Challenge: Pull out all lines from the listing below in which the word "истории" appears.

* begin Entries *

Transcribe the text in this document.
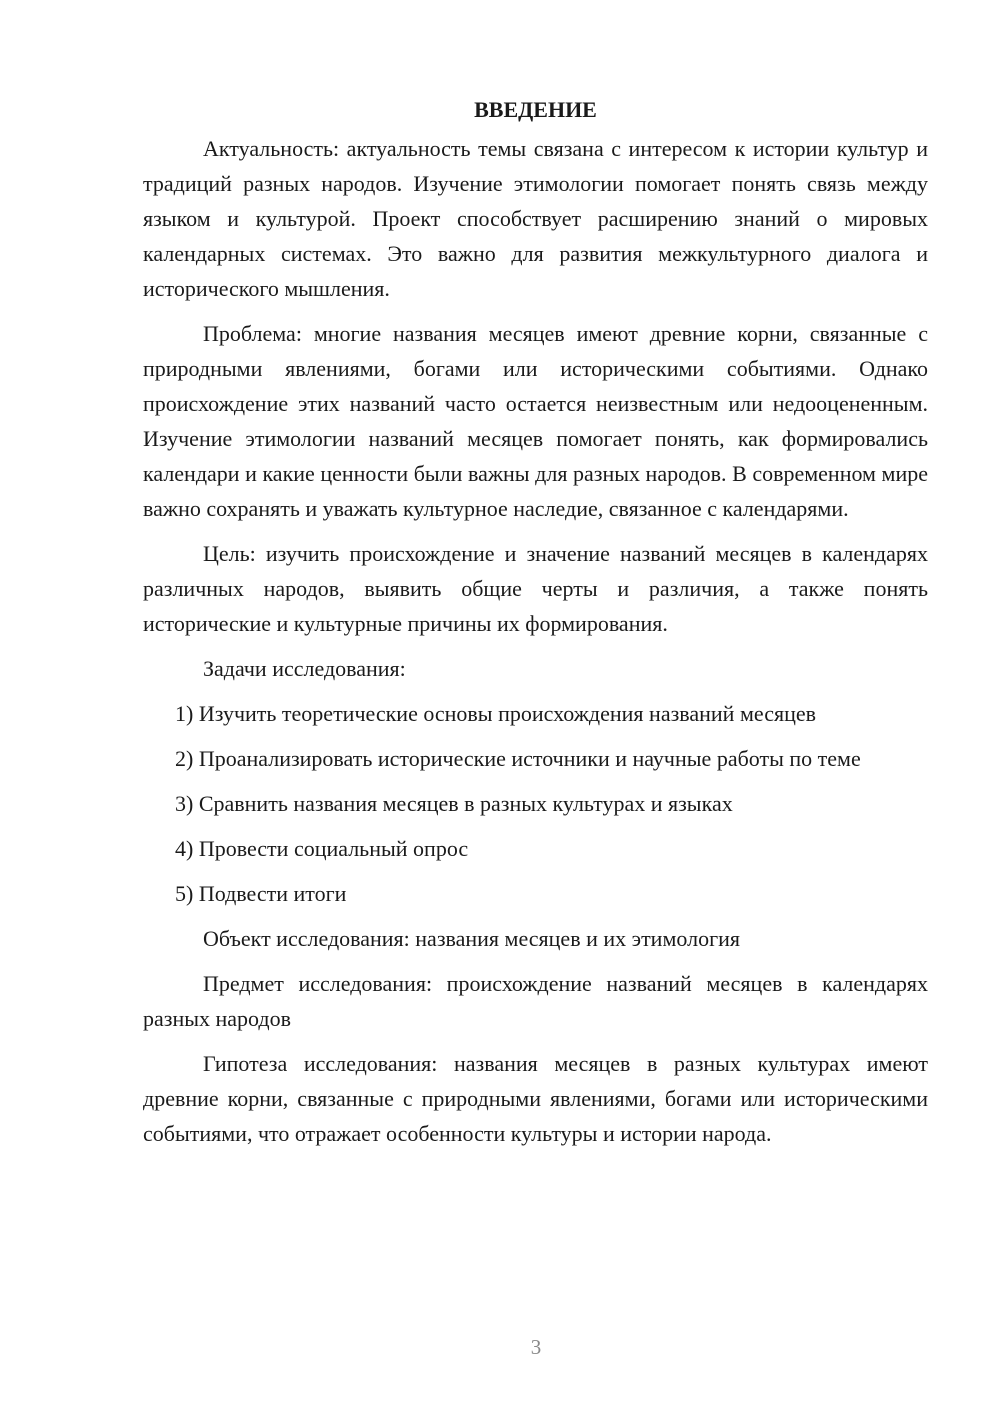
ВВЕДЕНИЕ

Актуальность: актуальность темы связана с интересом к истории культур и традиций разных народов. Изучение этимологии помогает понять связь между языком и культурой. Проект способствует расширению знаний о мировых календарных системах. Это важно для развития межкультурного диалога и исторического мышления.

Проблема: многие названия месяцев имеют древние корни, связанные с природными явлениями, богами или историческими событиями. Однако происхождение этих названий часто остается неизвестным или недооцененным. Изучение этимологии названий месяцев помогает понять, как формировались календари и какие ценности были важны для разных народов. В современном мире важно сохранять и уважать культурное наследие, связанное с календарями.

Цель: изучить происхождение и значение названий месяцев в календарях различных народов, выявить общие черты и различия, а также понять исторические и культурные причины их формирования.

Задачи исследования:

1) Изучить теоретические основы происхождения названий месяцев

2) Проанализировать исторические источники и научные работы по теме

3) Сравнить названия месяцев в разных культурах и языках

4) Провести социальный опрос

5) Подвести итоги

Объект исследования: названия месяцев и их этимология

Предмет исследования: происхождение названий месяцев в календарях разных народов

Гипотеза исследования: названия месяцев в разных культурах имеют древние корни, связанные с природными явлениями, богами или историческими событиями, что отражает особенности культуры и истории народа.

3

* end Entries *

Response:
Актуальность: актуальность темы связана с интересом к истории культур и традиций разных народов. Изучение этимологии помогает понять связь между языком и культурой. Проект способствует расширению знаний о мировых календарных системах. Это важно для развития межкультурного диалога и исторического мышления.
Гипотеза исследования: названия месяцев в разных культурах имеют древние корни, связанные с природными явлениями, богами или историческими событиями, что отражает особенности культуры и истории народа.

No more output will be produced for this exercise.